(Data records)

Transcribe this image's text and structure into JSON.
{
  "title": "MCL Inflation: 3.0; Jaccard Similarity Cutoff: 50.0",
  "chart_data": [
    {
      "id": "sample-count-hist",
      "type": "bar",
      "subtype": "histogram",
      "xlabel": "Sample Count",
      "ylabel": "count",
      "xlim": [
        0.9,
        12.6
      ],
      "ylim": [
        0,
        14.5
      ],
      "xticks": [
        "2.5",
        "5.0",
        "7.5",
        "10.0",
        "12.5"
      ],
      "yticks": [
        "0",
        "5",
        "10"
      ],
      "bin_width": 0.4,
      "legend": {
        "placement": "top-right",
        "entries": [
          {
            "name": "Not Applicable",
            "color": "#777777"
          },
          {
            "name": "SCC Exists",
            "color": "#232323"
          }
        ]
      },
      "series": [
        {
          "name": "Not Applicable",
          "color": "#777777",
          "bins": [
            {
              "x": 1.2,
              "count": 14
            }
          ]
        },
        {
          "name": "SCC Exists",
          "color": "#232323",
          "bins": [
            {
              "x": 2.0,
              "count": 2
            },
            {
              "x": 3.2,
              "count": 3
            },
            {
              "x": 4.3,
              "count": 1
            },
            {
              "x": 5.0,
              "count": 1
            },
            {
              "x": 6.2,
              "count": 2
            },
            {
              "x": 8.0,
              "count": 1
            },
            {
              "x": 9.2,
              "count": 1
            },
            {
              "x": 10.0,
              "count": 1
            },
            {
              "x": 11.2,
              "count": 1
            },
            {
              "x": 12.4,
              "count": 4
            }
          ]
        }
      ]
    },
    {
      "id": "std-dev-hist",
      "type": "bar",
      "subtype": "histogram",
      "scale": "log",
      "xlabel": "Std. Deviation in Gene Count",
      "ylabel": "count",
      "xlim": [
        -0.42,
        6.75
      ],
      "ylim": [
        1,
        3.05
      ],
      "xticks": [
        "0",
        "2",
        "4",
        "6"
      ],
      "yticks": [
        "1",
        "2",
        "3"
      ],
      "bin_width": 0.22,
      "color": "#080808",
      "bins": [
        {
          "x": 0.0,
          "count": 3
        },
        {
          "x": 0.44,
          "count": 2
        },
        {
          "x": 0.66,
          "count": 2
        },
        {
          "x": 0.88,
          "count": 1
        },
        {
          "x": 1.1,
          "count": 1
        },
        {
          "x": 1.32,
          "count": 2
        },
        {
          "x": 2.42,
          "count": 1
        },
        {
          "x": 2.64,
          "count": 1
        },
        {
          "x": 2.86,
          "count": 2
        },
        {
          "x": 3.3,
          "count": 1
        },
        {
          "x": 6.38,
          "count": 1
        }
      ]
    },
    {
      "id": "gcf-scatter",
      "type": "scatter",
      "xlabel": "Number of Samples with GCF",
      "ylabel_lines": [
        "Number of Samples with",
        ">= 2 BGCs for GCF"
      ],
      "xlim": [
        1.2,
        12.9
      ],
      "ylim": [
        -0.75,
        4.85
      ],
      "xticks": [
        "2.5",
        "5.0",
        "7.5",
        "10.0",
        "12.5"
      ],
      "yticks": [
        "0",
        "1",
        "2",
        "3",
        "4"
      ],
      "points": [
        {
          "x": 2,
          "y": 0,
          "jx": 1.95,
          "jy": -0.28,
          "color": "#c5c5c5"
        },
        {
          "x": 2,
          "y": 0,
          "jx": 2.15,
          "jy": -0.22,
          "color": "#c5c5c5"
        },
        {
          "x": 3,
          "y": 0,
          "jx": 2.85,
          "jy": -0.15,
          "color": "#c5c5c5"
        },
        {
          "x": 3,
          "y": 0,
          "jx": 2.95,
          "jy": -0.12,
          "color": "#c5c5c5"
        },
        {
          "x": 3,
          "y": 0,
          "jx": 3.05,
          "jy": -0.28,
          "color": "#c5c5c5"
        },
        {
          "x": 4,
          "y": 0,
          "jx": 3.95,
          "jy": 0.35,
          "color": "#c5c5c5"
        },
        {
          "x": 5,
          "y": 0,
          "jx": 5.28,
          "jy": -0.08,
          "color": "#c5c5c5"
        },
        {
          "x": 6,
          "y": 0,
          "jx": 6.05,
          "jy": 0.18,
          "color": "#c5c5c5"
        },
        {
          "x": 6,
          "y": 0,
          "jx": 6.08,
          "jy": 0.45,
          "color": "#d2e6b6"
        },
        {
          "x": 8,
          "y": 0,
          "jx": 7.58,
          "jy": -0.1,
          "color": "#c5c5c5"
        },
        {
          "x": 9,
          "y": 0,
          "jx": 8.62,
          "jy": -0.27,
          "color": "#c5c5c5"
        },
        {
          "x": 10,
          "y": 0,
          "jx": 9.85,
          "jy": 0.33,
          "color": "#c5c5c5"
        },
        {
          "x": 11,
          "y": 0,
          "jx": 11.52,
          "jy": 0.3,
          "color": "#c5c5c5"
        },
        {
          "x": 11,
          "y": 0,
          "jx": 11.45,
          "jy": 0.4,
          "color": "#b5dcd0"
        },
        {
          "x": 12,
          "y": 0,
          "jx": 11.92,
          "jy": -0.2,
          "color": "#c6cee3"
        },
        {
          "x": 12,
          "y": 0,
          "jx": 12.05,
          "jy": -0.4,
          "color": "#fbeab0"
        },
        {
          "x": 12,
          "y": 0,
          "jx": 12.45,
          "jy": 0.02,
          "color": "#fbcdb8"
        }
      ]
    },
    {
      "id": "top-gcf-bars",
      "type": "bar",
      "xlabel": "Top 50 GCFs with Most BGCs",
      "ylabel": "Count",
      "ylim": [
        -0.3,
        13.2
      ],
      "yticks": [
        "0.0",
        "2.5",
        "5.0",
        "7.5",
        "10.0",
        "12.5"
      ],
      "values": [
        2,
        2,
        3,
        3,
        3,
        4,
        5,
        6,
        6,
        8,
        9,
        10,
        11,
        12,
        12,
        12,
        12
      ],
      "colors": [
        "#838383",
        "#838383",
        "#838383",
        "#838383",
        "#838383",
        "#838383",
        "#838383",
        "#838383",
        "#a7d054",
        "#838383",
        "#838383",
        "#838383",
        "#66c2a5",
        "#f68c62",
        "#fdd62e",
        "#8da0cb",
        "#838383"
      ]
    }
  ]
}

• **Exercise instructions**
Copy each line of the preceding data that contains the string "with".

• **Result**
      "xlabel": "Number of Samples with GCF",
        "Number of Samples with",
      "xlabel": "Top 50 GCFs with Most BGCs",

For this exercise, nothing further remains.